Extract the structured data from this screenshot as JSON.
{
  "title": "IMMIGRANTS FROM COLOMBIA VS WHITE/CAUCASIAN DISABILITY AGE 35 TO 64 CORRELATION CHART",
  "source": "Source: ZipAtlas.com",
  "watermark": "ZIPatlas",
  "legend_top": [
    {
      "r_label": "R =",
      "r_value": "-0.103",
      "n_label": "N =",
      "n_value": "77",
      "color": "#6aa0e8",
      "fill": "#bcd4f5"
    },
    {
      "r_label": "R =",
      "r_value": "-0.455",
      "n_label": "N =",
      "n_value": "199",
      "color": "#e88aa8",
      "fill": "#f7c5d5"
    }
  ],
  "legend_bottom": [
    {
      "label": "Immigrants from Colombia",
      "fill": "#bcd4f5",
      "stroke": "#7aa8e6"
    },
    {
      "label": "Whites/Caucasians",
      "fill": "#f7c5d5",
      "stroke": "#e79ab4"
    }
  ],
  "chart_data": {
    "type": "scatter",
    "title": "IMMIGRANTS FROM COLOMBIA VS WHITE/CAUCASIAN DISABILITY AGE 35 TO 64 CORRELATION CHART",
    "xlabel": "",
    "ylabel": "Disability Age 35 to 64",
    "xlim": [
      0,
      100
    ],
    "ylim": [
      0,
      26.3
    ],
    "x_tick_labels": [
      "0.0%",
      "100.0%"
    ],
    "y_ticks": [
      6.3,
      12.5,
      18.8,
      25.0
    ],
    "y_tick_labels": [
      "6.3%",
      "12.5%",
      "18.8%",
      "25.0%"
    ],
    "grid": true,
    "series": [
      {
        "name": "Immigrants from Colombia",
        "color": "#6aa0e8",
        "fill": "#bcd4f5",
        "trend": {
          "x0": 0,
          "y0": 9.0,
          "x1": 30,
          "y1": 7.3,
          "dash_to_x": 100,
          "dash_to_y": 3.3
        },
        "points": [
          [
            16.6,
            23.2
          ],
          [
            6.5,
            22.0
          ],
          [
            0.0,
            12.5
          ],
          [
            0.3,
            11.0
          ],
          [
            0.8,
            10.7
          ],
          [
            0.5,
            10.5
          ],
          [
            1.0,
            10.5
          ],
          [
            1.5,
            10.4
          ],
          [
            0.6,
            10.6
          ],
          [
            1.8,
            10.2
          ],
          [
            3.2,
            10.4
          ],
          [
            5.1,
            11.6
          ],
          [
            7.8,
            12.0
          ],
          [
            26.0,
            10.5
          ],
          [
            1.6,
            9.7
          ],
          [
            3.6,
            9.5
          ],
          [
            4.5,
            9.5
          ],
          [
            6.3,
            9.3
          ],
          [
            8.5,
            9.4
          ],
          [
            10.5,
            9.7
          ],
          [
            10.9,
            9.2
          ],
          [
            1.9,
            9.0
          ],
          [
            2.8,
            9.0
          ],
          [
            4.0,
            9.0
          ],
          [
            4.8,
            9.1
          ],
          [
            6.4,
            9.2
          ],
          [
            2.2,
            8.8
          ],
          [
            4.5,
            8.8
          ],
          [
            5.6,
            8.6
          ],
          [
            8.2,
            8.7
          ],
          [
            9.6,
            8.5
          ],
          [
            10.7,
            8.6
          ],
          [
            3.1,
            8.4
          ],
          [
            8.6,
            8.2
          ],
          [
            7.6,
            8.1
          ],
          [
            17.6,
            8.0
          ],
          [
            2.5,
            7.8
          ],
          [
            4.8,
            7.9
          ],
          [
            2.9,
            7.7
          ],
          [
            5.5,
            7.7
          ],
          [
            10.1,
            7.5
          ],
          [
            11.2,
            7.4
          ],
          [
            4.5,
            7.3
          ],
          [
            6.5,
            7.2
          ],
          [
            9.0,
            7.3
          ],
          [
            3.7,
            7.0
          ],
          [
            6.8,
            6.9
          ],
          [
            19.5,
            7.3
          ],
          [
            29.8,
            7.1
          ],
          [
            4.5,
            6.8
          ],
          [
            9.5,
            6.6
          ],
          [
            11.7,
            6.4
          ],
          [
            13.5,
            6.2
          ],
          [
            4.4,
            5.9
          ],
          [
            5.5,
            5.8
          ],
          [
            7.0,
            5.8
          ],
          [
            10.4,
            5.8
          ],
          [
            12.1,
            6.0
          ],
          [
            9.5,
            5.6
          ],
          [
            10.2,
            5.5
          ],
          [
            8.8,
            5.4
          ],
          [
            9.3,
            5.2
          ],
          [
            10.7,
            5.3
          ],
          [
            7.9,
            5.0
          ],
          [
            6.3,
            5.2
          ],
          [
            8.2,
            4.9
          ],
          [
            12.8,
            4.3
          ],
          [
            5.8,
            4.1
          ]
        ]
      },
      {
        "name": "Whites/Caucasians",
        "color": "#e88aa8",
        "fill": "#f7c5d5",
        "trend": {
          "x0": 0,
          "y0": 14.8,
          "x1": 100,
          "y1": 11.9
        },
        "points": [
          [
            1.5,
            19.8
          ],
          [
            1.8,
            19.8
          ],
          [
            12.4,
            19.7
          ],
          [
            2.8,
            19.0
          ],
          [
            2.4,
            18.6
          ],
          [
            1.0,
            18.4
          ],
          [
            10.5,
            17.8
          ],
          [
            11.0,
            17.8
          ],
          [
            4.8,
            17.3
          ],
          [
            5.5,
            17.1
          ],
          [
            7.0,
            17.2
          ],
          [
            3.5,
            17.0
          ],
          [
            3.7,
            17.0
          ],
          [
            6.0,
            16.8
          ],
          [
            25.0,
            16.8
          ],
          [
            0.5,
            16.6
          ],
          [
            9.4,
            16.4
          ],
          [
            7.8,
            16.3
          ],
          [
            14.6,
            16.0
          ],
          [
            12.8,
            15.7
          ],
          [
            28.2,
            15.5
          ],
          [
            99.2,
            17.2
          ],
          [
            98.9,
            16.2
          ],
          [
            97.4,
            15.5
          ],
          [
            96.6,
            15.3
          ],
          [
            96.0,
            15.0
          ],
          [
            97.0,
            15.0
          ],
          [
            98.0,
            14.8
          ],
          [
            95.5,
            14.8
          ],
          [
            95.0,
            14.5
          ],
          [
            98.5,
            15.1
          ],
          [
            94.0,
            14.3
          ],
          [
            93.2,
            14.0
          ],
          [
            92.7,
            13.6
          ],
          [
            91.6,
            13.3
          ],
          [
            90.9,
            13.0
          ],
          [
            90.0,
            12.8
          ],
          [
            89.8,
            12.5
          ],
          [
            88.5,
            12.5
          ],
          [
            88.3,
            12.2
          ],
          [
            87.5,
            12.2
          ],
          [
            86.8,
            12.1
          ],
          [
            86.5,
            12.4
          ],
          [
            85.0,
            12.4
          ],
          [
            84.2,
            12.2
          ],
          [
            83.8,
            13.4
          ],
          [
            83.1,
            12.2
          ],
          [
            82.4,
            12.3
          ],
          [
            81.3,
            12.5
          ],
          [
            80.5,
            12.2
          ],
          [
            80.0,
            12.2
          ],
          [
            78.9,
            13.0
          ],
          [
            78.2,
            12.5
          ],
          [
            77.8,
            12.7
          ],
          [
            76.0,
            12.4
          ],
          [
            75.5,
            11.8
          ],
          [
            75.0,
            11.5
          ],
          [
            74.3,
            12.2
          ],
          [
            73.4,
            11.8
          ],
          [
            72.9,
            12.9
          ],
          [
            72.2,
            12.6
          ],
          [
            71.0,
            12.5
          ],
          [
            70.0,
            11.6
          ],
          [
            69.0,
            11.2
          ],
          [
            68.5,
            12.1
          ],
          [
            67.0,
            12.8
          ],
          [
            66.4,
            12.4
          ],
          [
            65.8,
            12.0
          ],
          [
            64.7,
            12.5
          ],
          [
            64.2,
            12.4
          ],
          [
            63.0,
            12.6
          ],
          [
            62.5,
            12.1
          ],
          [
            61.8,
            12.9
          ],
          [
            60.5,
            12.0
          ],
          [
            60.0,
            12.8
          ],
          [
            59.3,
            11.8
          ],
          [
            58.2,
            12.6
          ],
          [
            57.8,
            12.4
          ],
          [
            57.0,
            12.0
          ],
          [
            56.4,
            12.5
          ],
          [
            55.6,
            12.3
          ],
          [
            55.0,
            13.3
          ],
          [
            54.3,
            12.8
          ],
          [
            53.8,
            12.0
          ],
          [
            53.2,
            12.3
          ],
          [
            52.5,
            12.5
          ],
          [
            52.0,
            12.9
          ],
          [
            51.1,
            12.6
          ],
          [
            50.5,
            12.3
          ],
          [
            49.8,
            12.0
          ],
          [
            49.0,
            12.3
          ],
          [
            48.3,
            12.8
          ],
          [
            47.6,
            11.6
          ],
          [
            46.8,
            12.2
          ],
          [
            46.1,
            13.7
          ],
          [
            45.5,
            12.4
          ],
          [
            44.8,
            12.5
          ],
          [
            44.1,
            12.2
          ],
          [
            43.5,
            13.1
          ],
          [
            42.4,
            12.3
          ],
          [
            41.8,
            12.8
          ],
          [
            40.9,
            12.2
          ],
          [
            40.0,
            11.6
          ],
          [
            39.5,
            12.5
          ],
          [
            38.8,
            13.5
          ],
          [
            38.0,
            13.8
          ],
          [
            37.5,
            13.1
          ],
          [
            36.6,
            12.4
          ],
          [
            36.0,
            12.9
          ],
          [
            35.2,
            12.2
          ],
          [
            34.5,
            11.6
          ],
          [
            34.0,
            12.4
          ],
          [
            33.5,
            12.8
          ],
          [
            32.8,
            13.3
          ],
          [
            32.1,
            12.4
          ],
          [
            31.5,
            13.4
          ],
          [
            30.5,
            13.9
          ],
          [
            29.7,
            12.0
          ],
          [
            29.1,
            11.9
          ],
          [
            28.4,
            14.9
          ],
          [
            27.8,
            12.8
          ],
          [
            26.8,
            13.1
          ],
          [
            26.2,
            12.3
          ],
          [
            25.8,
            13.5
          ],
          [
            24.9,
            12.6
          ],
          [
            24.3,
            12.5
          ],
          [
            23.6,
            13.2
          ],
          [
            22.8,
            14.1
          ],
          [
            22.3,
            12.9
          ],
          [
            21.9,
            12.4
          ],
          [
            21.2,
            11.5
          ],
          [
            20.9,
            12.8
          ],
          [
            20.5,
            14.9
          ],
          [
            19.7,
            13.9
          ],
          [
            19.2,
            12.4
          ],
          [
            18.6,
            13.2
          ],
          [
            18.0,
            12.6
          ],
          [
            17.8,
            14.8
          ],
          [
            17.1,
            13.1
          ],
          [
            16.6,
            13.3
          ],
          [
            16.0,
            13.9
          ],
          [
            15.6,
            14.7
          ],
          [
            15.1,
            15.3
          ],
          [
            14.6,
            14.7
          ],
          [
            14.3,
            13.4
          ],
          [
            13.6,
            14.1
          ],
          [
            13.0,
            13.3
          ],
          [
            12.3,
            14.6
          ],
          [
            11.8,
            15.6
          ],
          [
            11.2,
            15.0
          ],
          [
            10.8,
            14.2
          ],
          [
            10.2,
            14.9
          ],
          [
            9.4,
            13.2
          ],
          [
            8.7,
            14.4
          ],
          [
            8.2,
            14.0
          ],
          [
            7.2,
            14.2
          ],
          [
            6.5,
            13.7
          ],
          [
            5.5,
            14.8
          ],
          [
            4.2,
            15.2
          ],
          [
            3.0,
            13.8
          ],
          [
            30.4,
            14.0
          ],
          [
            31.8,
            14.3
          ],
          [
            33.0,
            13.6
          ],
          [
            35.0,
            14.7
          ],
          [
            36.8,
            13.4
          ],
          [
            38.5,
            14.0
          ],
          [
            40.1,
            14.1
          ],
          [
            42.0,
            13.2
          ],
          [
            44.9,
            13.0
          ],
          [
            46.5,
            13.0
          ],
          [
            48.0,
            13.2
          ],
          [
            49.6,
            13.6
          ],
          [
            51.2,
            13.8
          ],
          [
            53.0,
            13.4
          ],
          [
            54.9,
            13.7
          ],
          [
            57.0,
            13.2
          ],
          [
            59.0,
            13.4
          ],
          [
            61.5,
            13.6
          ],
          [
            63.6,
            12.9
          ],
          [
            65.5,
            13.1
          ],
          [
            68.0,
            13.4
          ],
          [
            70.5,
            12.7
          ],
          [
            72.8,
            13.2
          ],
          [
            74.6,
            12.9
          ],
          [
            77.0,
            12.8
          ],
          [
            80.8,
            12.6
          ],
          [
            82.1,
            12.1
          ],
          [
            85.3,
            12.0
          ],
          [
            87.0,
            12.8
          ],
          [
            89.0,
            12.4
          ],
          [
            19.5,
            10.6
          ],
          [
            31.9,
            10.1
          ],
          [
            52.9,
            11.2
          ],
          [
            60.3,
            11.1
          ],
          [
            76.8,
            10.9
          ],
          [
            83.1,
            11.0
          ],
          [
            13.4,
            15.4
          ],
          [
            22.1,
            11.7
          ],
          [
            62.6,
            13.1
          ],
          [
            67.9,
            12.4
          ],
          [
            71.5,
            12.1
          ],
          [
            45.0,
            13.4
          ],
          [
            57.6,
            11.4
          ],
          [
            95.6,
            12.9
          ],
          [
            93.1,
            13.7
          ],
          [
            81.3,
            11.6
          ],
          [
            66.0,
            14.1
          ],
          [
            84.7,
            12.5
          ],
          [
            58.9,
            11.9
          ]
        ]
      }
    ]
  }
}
- - - - - - -
### EXERCISE INSTRUCTIONS:
From the entries, report each line that includes the word "color".

### FULL ANSWER:
      "color": "#6aa0e8",
      "color": "#e88aa8",
        "color": "#6aa0e8",
        "color": "#e88aa8",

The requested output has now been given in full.